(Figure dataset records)
## BEGIN

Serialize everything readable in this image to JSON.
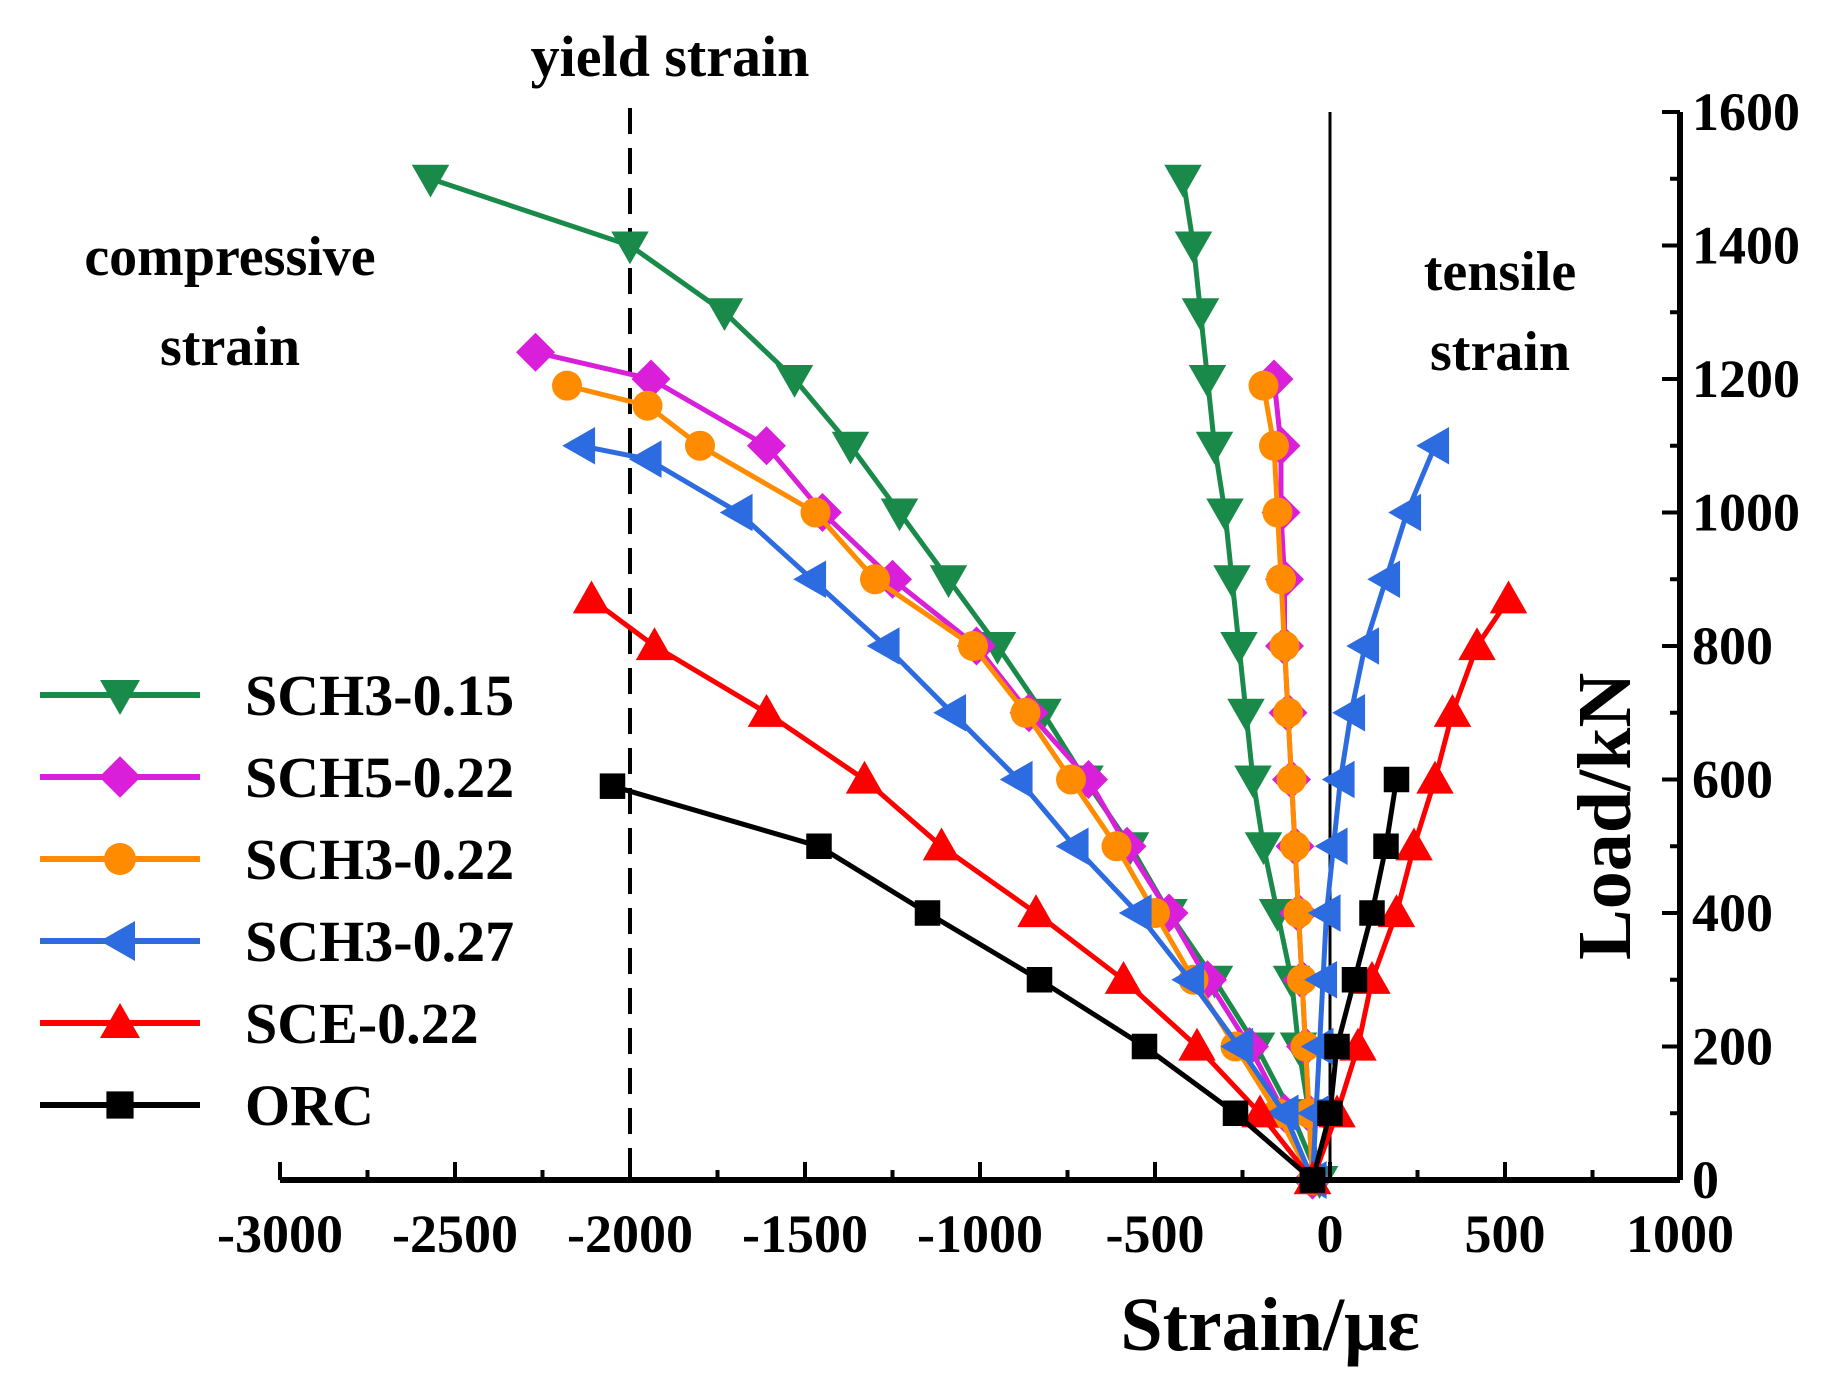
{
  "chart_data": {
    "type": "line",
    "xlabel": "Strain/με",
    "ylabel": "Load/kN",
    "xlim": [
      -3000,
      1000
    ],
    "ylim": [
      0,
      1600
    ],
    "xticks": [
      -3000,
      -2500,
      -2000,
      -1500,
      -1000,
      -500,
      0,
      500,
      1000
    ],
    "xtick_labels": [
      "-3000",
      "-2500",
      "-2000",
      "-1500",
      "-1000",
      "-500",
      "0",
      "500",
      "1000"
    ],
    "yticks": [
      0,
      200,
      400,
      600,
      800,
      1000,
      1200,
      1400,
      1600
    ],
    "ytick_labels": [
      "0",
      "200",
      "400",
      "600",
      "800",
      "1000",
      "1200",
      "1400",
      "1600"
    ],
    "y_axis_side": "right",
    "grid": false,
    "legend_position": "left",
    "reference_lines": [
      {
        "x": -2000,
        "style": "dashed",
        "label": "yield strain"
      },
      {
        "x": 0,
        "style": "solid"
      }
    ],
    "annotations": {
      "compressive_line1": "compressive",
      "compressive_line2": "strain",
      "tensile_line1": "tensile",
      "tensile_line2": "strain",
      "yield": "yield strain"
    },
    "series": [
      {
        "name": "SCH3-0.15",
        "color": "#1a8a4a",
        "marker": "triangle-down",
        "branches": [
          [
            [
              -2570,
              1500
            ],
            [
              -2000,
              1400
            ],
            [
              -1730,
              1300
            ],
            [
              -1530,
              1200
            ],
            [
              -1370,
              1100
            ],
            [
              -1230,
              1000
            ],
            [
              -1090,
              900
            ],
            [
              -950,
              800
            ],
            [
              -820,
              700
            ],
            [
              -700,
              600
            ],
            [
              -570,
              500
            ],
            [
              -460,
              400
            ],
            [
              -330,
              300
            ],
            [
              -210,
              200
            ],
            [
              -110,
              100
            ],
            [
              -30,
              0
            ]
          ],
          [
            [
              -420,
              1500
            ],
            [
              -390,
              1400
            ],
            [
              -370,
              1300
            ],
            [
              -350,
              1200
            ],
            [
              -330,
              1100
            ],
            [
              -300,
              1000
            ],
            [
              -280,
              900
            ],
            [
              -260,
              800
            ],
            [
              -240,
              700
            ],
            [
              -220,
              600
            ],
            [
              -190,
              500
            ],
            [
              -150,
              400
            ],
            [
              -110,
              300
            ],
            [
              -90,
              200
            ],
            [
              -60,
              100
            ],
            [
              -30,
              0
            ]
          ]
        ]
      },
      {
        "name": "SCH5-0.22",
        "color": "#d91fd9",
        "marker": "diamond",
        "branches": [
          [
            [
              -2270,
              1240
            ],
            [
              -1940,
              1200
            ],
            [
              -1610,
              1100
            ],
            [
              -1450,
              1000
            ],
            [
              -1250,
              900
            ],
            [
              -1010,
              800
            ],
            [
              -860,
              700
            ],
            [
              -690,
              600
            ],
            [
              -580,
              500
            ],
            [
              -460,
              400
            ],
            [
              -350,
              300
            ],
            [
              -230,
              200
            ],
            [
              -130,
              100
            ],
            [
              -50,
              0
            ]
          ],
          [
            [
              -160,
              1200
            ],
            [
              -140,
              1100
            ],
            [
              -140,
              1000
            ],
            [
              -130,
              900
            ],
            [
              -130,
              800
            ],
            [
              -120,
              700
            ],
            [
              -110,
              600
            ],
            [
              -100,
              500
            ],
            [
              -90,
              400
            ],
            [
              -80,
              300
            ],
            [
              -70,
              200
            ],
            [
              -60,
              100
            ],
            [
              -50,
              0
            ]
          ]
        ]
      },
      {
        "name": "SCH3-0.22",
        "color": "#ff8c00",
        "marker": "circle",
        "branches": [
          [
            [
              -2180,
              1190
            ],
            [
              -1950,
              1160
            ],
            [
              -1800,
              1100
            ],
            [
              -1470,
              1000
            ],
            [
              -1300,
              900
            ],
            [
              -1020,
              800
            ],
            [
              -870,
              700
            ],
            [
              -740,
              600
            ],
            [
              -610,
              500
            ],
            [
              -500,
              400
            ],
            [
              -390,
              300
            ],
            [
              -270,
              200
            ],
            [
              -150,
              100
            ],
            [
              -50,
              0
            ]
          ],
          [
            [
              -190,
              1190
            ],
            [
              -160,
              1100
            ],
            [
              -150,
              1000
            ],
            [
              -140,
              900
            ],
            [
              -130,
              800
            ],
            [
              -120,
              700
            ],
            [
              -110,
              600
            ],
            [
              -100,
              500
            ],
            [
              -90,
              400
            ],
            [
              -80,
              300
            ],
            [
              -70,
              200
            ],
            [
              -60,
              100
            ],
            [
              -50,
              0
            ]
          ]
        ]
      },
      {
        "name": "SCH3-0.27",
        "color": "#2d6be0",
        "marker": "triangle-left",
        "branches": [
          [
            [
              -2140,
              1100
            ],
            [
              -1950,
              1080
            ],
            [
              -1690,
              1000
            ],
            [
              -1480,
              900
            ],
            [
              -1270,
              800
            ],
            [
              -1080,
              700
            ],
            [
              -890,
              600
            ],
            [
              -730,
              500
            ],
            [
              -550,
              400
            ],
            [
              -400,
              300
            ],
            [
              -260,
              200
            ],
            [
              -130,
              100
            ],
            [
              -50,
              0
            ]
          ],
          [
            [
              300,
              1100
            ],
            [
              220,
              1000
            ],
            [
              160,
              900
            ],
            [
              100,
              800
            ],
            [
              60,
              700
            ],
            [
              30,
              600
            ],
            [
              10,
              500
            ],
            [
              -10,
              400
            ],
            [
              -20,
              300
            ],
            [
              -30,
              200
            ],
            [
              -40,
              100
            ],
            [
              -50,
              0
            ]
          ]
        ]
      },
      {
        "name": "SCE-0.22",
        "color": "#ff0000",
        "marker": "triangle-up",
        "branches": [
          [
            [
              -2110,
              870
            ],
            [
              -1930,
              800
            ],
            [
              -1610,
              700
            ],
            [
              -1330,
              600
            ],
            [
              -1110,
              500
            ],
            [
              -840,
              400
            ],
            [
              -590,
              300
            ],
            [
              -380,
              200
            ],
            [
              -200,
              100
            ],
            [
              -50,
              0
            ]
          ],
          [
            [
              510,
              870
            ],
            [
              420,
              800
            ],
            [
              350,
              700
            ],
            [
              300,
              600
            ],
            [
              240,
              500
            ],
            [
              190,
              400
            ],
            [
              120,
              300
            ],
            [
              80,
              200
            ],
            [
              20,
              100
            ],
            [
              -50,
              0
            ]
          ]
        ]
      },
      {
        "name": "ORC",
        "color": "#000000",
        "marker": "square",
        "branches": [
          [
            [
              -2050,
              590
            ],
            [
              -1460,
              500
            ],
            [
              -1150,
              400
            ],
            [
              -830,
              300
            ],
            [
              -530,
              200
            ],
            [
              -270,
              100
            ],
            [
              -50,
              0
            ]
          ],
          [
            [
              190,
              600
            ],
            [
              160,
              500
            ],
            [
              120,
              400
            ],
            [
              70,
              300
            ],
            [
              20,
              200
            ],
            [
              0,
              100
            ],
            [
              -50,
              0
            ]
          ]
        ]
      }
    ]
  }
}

## END
## BEGIN

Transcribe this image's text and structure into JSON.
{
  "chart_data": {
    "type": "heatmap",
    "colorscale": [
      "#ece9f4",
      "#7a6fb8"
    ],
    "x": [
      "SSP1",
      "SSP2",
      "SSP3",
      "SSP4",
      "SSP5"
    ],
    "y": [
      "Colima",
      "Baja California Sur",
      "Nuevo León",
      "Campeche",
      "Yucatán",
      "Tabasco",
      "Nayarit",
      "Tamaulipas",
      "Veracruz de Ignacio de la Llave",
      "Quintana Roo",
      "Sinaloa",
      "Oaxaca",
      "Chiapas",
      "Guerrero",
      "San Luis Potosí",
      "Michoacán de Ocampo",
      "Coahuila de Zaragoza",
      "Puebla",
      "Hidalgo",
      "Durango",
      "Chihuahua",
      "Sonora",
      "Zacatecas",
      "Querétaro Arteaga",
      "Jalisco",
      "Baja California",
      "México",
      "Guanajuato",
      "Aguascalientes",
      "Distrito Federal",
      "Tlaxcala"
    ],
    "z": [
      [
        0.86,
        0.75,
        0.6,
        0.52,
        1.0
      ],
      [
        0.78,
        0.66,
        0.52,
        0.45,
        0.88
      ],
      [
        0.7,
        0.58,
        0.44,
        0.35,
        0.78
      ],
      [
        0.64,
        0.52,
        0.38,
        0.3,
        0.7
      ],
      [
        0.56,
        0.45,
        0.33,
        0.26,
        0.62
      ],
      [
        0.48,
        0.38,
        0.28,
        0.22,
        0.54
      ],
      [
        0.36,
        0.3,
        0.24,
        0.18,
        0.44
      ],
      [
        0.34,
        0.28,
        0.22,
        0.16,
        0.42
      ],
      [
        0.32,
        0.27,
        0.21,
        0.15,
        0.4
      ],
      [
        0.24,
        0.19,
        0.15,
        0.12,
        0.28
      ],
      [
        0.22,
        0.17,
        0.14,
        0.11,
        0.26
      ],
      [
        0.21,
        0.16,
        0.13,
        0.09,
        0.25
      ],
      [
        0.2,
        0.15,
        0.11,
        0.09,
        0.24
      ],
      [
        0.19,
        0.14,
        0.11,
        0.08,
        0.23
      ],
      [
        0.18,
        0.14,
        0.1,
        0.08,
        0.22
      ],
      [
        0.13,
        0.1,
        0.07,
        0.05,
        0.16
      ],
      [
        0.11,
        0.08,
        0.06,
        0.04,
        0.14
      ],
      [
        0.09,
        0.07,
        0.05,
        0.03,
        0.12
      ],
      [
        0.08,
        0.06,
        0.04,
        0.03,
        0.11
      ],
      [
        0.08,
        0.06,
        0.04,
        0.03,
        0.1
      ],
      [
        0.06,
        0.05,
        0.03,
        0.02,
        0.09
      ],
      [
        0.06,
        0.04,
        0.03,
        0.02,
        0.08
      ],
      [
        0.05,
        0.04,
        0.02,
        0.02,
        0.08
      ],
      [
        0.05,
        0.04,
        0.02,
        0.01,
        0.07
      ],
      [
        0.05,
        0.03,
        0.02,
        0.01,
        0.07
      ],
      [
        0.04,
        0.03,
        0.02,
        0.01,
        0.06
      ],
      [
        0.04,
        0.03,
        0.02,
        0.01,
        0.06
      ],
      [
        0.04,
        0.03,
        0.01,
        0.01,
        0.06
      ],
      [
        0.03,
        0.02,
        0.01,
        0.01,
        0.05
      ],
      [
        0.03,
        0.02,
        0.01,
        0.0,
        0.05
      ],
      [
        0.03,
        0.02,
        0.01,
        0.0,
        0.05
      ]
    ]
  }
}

## END

## Problem details
Of the lines above, how many contain the string "this"? Only the number is required.

## Expected answer
2